Can you transcribe these records word for word, leaving out the pictures?

(Dataset records)
## START

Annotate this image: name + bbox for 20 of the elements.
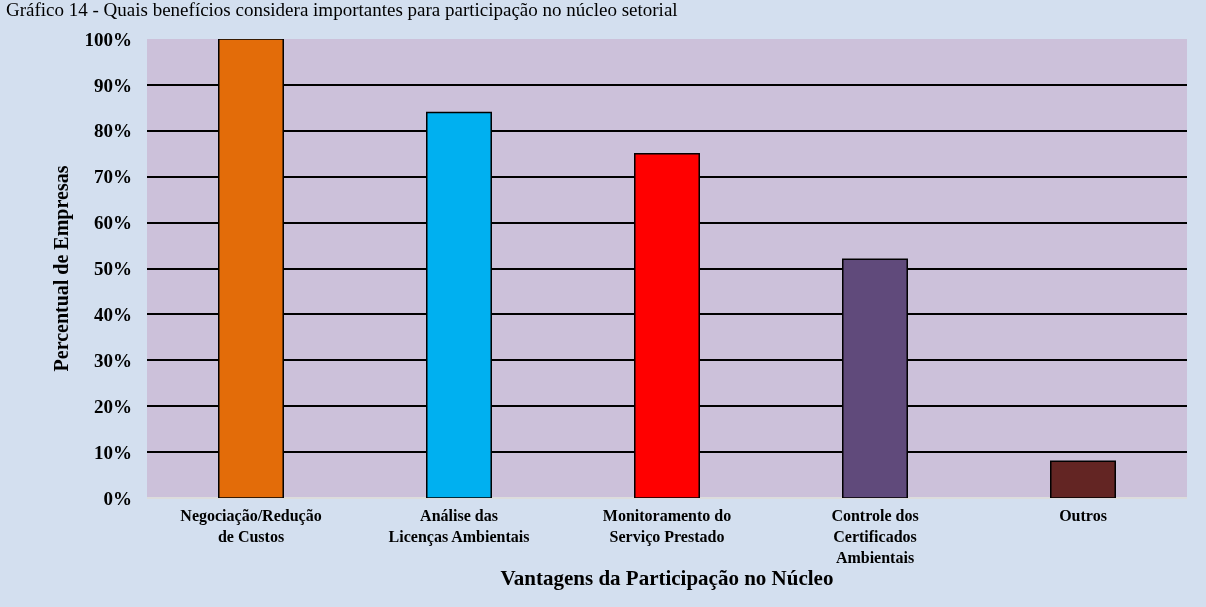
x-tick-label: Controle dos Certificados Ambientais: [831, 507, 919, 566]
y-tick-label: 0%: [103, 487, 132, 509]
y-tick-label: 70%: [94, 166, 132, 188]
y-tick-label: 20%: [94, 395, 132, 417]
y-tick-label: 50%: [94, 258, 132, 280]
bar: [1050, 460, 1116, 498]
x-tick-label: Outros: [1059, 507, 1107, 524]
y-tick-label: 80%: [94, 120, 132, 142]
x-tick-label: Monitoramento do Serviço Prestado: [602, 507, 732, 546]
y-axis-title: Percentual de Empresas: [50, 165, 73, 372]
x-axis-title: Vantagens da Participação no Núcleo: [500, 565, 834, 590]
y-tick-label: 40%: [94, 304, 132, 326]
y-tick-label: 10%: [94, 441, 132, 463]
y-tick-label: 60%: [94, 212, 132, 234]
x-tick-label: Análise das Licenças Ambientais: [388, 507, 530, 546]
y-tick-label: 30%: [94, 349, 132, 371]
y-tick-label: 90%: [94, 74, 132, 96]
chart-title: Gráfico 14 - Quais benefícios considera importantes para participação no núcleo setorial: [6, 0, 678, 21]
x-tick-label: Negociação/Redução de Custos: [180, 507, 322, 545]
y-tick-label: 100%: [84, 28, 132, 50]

## END

• _The result_
Annotate this image: name + bbox for 20 of the elements.
x-tick-label: Controle dos Certificados Ambientais: [831, 507, 919, 566]
y-tick-label: 0%: [103, 487, 132, 509]
y-tick-label: 70%: [94, 166, 132, 188]
y-tick-label: 20%: [94, 395, 132, 417]
y-tick-label: 50%: [94, 258, 132, 280]
bar: [1050, 460, 1116, 498]
x-tick-label: Outros: [1059, 507, 1107, 524]
y-tick-label: 80%: [94, 120, 132, 142]
x-tick-label: Monitoramento do Serviço Prestado: [602, 507, 732, 546]
y-axis-title: Percentual de Empresas: [50, 165, 73, 372]
x-axis-title: Vantagens da Participação no Núcleo: [500, 565, 834, 590]
y-tick-label: 40%: [94, 304, 132, 326]
y-tick-label: 10%: [94, 441, 132, 463]
y-tick-label: 60%: [94, 212, 132, 234]
x-tick-label: Análise das Licenças Ambientais: [388, 507, 530, 546]
y-tick-label: 30%: [94, 349, 132, 371]
y-tick-label: 90%: [94, 74, 132, 96]
chart-title: Gráfico 14 - Quais benefícios considera importantes para participação no núcleo setorial: [6, 0, 678, 21]
x-tick-label: Negociação/Redução de Custos: [180, 507, 322, 545]
y-tick-label: 100%: [84, 28, 132, 50]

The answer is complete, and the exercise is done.